● Short problem
Repeat the records below exactly.
*** Information provided ***
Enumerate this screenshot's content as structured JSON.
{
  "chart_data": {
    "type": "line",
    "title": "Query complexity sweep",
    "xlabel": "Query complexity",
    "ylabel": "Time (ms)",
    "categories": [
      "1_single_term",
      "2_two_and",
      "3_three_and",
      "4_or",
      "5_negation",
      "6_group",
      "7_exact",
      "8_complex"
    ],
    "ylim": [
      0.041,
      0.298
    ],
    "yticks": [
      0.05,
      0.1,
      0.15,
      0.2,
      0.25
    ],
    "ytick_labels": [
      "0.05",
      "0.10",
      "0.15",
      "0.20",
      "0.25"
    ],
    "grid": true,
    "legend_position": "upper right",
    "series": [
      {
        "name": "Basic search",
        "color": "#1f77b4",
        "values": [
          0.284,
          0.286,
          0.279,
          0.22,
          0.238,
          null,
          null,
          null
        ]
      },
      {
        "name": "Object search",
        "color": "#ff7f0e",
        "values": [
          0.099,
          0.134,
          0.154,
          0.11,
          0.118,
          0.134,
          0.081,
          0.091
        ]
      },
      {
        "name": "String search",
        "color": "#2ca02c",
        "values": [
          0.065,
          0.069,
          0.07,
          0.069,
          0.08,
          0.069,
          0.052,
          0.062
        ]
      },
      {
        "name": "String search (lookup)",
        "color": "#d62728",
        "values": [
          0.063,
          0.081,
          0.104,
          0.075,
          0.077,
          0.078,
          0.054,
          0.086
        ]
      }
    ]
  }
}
***
● Solution for this exercise
Enumerate this screenshot's content as structured JSON.
{
  "chart_data": {
    "type": "line",
    "title": "Query complexity sweep",
    "xlabel": "Query complexity",
    "ylabel": "Time (ms)",
    "categories": [
      "1_single_term",
      "2_two_and",
      "3_three_and",
      "4_or",
      "5_negation",
      "6_group",
      "7_exact",
      "8_complex"
    ],
    "ylim": [
      0.041,
      0.298
    ],
    "yticks": [
      0.05,
      0.1,
      0.15,
      0.2,
      0.25
    ],
    "ytick_labels": [
      "0.05",
      "0.10",
      "0.15",
      "0.20",
      "0.25"
    ],
    "grid": true,
    "legend_position": "upper right",
    "series": [
      {
        "name": "Basic search",
        "color": "#1f77b4",
        "values": [
          0.284,
          0.286,
          0.279,
          0.22,
          0.238,
          null,
          null,
          null
        ]
      },
      {
        "name": "Object search",
        "color": "#ff7f0e",
        "values": [
          0.099,
          0.134,
          0.154,
          0.11,
          0.118,
          0.134,
          0.081,
          0.091
        ]
      },
      {
        "name": "String search",
        "color": "#2ca02c",
        "values": [
          0.065,
          0.069,
          0.07,
          0.069,
          0.08,
          0.069,
          0.052,
          0.062
        ]
      },
      {
        "name": "String search (lookup)",
        "color": "#d62728",
        "values": [
          0.063,
          0.081,
          0.104,
          0.075,
          0.077,
          0.078,
          0.054,
          0.086
        ]
      }
    ]
  }
}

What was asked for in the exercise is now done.